## Task prompt
Find every line of the listing below where "this" appears, and copy it.

## Data shown
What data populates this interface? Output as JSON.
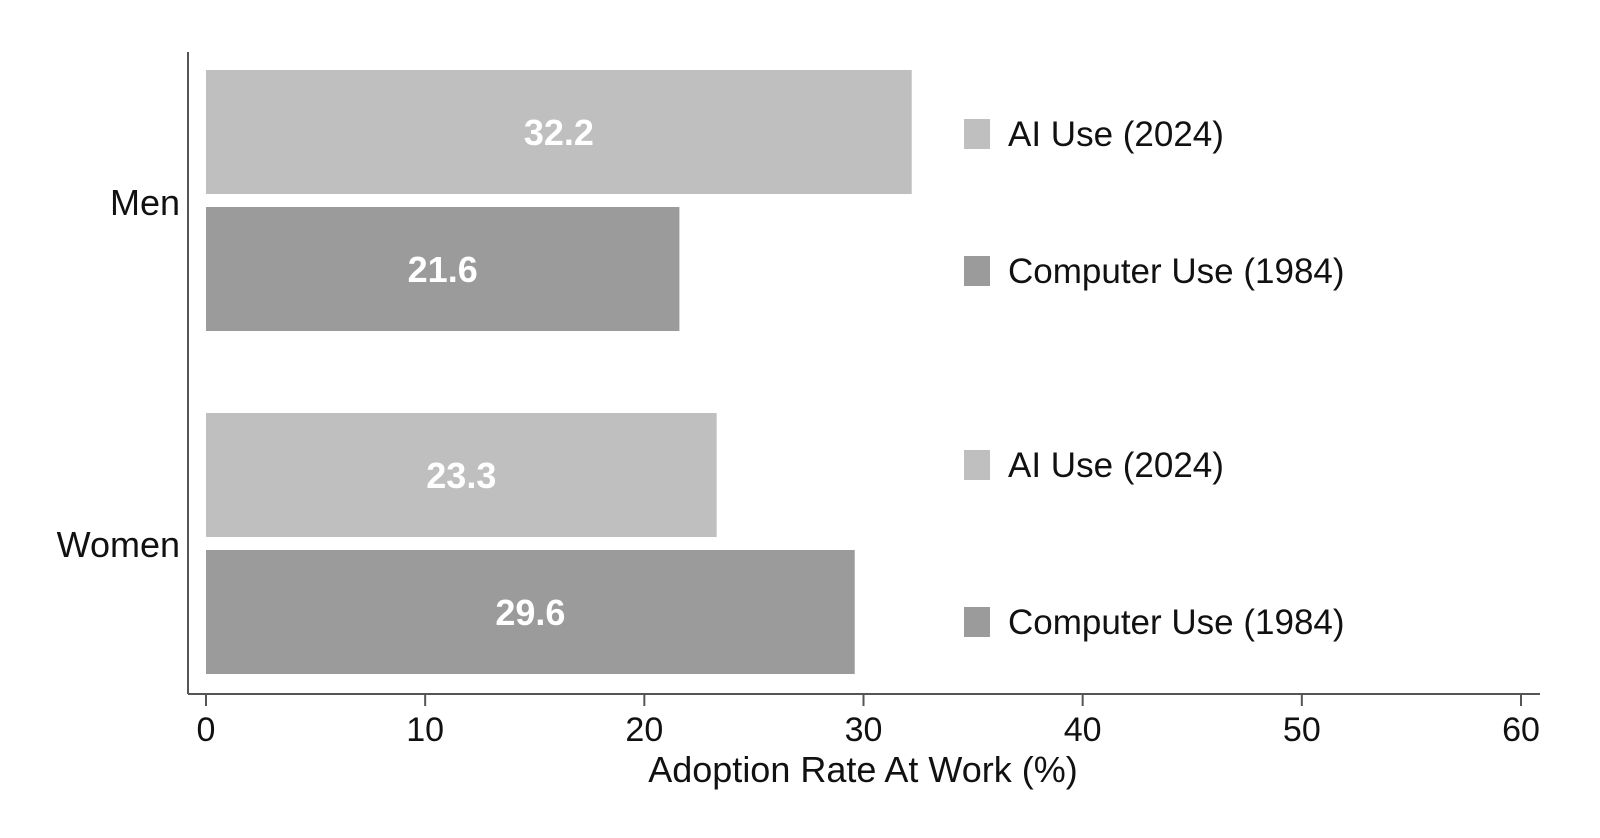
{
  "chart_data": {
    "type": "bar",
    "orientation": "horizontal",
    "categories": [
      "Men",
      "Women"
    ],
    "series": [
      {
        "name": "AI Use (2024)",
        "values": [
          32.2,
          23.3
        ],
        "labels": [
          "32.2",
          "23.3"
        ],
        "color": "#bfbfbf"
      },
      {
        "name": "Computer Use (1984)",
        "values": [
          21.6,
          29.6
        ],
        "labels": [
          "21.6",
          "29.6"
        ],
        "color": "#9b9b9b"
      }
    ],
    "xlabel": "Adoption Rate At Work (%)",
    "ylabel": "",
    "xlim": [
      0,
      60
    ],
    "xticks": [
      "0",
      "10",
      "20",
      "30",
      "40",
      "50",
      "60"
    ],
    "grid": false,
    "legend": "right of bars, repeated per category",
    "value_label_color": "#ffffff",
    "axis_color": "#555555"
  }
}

...

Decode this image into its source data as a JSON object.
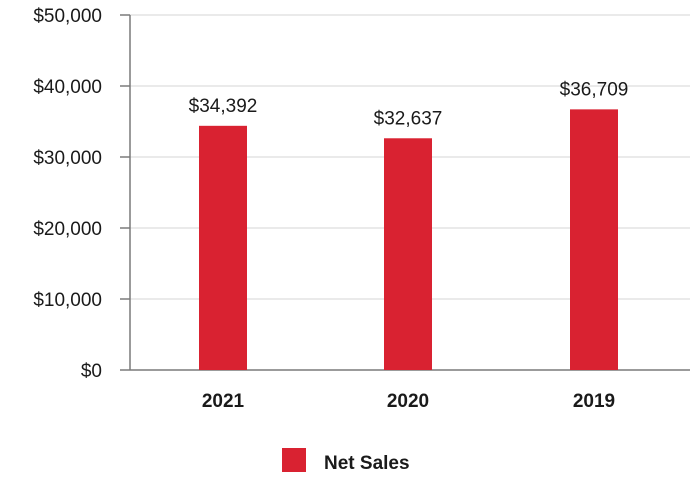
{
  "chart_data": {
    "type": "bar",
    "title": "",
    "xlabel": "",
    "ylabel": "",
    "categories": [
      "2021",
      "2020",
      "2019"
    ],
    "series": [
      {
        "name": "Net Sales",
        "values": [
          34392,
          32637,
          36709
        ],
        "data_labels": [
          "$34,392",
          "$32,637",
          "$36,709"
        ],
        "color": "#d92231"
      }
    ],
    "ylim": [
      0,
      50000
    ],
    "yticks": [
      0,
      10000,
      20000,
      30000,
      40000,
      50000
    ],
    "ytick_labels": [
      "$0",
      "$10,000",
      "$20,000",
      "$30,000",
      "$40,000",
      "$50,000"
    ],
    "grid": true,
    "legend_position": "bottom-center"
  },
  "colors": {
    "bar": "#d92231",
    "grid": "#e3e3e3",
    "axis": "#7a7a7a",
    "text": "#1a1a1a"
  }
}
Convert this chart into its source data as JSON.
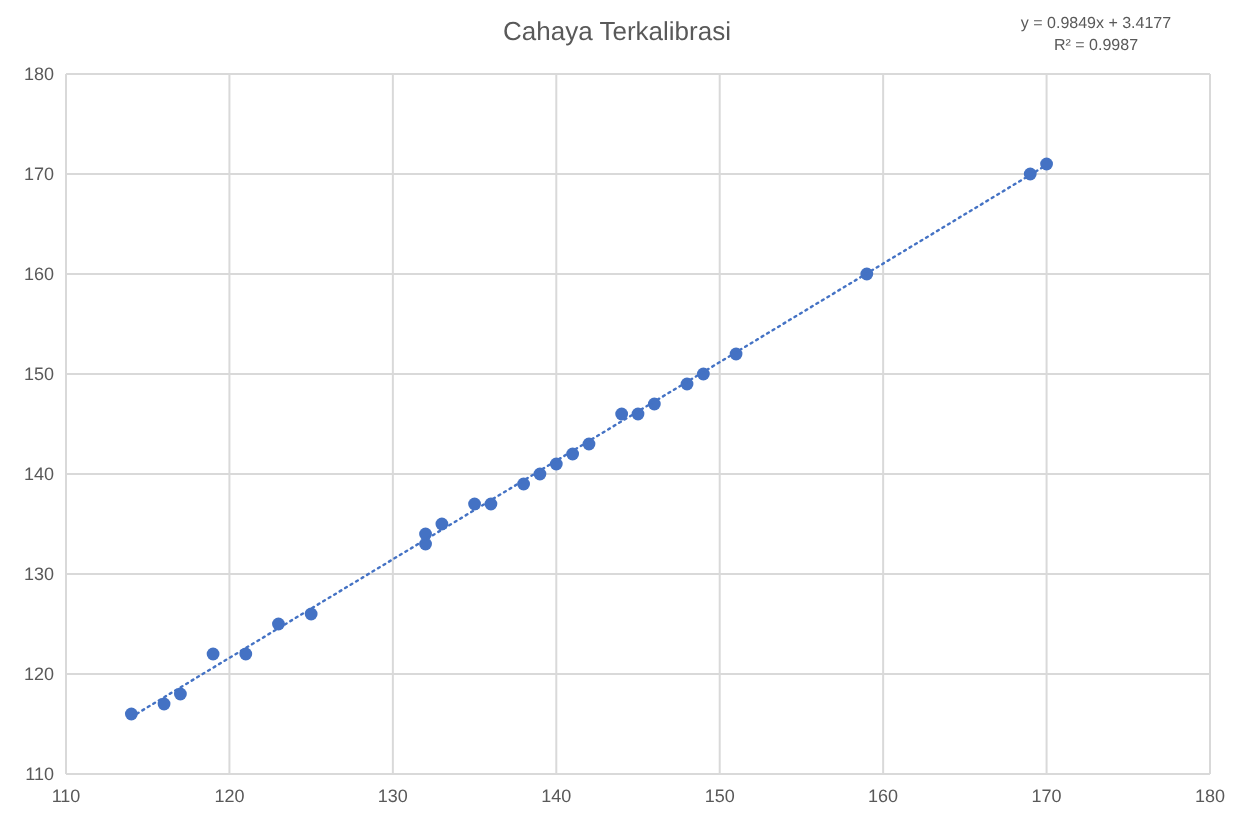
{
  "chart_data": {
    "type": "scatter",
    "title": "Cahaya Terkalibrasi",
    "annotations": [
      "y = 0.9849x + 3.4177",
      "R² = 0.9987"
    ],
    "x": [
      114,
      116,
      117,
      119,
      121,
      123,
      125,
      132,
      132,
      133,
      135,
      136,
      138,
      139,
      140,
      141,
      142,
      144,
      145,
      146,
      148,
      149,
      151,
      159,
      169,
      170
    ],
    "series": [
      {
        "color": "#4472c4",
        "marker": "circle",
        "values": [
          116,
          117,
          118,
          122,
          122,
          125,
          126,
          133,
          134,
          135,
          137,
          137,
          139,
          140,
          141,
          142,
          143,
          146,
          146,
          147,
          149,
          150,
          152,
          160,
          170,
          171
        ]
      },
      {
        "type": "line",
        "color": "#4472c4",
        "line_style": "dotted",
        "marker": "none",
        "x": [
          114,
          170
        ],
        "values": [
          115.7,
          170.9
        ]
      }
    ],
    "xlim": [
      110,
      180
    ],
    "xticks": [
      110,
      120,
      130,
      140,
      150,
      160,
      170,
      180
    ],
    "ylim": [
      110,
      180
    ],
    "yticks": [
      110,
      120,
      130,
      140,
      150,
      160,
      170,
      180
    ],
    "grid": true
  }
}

## Exercise result
What data populates this interface? Output as JSON.
Decode this image into its source data as a JSON object.
Convert this chart into its source data as JSON.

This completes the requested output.